- **Given problem**: In the data that follows, count every line holding the string "position" and give the count alone.

(Items from a data source)

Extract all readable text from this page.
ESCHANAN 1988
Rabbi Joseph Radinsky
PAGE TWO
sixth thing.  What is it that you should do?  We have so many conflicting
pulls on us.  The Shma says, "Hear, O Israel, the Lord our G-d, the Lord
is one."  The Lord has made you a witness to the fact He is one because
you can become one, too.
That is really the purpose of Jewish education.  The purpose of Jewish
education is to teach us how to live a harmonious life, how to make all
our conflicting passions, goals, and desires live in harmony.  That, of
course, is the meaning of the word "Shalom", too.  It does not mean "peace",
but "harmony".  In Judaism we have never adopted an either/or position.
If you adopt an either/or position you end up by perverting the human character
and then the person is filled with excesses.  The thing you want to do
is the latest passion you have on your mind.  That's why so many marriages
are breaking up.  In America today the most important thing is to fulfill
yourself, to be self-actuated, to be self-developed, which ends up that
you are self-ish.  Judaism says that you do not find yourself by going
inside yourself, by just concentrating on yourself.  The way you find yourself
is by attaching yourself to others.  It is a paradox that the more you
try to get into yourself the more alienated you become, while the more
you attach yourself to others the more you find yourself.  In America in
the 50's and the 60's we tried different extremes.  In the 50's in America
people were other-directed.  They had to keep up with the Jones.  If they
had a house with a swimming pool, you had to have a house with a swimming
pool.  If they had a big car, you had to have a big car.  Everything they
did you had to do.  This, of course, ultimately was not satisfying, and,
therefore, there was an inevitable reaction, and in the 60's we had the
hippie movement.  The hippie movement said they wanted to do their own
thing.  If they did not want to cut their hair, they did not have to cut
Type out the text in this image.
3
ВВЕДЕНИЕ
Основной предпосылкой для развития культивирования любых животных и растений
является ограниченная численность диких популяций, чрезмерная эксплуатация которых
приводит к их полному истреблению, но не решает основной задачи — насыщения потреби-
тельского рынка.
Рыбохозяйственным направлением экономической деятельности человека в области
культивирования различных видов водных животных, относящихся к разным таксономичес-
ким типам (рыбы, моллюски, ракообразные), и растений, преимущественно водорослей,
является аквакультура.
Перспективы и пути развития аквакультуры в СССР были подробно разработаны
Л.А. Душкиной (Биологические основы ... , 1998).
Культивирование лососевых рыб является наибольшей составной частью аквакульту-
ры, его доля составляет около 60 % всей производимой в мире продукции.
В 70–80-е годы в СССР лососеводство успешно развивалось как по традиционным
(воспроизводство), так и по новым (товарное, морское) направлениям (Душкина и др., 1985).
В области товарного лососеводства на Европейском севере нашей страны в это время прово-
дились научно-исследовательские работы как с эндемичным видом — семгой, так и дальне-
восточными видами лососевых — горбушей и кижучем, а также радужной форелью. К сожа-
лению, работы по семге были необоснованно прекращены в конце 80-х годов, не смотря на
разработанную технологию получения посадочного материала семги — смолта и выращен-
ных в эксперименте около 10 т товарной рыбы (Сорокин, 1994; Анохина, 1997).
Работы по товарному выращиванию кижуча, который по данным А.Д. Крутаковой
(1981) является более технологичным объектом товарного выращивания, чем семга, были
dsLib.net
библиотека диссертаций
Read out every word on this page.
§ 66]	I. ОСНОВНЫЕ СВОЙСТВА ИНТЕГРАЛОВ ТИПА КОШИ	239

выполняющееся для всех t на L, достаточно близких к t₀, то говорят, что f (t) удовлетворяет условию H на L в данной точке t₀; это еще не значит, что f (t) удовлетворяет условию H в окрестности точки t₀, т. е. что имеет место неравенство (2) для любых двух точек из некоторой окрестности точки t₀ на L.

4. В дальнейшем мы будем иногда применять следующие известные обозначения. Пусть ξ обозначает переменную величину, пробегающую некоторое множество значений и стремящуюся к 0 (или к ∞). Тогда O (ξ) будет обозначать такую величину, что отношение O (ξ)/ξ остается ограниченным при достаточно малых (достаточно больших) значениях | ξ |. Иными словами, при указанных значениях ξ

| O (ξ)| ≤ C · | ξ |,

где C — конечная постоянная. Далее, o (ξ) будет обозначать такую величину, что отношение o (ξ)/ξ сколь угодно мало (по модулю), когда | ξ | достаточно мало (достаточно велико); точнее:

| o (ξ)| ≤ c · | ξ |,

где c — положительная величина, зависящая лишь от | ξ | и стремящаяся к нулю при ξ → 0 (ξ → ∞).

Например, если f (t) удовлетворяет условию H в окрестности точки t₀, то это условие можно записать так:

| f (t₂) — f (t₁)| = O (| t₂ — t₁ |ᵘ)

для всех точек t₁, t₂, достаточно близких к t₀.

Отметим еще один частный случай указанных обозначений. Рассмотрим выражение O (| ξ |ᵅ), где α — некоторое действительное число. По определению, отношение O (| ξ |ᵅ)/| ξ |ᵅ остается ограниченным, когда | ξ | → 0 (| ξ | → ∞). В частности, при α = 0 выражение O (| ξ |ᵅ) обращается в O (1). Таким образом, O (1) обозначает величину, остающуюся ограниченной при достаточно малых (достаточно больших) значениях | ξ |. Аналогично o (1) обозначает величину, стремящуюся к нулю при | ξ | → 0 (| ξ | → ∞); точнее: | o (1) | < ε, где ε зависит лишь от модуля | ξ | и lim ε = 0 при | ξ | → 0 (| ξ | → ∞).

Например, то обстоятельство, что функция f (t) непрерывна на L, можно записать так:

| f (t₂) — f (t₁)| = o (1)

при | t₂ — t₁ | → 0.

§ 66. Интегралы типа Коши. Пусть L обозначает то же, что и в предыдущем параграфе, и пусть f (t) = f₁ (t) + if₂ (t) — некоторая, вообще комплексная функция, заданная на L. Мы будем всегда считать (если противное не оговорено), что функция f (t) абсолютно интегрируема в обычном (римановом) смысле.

- **Finished exercise**: 2